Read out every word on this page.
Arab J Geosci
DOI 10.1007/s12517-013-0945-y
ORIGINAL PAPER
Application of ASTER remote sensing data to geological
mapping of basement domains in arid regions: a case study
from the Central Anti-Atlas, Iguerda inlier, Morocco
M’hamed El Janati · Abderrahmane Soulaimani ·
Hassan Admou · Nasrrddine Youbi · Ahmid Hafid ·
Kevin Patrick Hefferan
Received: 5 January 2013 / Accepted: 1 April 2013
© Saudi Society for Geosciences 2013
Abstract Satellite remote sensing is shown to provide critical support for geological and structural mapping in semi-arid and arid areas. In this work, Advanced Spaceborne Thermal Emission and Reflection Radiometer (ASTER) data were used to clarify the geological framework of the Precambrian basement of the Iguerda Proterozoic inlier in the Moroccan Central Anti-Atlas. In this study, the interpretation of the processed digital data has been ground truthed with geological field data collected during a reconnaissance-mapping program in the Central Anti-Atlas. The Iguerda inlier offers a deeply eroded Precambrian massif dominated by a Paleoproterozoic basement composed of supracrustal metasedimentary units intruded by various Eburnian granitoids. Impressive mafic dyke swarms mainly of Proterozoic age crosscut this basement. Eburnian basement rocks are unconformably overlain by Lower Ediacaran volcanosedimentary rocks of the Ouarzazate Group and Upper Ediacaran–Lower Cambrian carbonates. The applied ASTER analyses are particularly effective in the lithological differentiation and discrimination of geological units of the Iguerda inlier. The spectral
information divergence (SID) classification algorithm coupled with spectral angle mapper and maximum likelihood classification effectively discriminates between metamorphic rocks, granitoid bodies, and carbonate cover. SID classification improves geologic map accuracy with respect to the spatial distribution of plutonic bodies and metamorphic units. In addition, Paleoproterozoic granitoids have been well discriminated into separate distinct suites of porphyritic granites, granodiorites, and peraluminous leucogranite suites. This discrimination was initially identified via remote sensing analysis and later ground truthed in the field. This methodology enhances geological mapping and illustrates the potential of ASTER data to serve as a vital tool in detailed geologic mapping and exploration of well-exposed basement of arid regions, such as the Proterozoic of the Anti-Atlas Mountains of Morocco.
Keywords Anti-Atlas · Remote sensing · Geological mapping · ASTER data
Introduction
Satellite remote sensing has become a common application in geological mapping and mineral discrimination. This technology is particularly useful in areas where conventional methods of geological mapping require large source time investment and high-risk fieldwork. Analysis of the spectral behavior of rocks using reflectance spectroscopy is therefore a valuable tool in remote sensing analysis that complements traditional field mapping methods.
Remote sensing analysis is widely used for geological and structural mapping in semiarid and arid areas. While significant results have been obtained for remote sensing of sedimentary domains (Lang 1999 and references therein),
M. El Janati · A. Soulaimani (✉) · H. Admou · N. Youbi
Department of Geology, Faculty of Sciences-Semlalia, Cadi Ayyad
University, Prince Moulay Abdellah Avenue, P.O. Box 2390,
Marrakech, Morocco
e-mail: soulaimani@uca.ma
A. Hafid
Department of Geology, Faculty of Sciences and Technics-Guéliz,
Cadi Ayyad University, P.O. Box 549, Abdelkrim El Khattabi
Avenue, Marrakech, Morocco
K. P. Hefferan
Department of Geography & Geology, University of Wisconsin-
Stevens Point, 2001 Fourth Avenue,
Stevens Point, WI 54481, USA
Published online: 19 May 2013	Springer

• • •

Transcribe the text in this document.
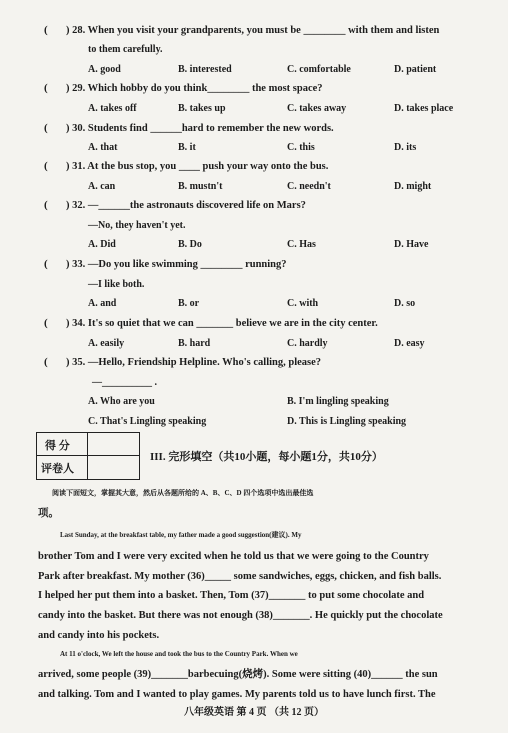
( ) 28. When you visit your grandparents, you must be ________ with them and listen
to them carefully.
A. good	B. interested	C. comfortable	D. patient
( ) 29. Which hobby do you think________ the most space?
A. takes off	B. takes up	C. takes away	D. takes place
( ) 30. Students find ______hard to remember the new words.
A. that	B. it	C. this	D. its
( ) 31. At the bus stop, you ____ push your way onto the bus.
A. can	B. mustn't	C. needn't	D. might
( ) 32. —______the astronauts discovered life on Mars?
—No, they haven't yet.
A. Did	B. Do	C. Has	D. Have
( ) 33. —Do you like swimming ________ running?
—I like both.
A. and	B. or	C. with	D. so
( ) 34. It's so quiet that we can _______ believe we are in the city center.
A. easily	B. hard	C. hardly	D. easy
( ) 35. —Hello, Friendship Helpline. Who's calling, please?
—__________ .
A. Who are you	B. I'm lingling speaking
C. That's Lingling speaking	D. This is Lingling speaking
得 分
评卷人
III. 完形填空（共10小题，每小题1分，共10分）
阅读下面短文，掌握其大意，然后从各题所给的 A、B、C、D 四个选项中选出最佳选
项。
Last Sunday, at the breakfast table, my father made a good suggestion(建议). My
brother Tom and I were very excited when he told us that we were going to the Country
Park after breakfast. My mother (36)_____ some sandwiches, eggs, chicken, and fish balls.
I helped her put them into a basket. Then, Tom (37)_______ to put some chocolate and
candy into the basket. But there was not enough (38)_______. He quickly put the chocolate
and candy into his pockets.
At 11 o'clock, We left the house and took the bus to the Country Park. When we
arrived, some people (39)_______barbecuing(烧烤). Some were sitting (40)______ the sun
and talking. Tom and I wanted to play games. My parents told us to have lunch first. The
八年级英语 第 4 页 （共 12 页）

• • •

Goal of the exercise:
Say how many lines contain the string "domains", giving nothing but the count.

Output for this exercise:
2